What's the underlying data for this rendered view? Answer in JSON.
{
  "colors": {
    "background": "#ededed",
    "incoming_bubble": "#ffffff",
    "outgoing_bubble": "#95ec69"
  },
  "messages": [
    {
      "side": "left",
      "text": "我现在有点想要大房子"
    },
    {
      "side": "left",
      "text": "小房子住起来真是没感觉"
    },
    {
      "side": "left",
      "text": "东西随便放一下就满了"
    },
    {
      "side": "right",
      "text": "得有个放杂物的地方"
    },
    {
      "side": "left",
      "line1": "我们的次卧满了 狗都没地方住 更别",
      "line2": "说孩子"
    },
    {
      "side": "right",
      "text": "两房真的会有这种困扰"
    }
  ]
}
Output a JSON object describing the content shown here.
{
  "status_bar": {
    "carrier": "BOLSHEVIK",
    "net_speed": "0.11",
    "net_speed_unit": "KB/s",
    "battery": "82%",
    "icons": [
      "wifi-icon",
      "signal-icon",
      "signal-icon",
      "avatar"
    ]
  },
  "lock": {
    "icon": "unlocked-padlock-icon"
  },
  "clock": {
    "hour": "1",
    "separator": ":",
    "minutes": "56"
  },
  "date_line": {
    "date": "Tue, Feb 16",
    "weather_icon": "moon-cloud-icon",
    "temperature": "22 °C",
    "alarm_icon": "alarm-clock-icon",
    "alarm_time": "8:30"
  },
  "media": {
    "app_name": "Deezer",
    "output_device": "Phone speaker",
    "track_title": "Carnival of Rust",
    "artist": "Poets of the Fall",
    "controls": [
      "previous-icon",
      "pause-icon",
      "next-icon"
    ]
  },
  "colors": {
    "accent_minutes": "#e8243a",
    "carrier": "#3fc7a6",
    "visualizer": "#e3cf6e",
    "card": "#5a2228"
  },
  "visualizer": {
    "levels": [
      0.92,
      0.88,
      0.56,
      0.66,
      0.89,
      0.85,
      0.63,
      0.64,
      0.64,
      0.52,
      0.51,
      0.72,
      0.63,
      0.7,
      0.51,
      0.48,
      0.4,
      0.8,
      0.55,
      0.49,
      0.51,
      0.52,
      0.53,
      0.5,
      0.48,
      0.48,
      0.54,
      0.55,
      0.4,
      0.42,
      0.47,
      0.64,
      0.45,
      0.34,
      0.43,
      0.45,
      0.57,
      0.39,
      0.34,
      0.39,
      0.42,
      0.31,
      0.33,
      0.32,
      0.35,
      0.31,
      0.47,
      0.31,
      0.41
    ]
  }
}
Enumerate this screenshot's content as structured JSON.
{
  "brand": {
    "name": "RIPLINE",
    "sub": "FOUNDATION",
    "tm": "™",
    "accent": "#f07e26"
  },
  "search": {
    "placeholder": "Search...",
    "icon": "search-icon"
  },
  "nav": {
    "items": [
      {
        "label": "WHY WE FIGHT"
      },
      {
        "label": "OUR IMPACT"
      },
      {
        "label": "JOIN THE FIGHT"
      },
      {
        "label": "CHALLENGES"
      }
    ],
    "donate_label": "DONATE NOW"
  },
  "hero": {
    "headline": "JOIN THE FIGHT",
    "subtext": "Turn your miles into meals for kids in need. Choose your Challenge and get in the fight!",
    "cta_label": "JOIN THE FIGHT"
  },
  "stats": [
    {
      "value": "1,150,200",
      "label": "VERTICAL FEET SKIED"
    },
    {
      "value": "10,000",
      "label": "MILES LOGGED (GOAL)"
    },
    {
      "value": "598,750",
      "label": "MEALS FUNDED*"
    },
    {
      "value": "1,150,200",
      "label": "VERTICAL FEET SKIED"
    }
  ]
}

▬▬▬▬▬▬▬▬▬▬

### Exercise brief
Copy out each line in the preceding records that contains "value".

### Task response
      "value": "1,150,200",
      "value": "10,000",
      "value": "598,750",
      "value": "1,150,200",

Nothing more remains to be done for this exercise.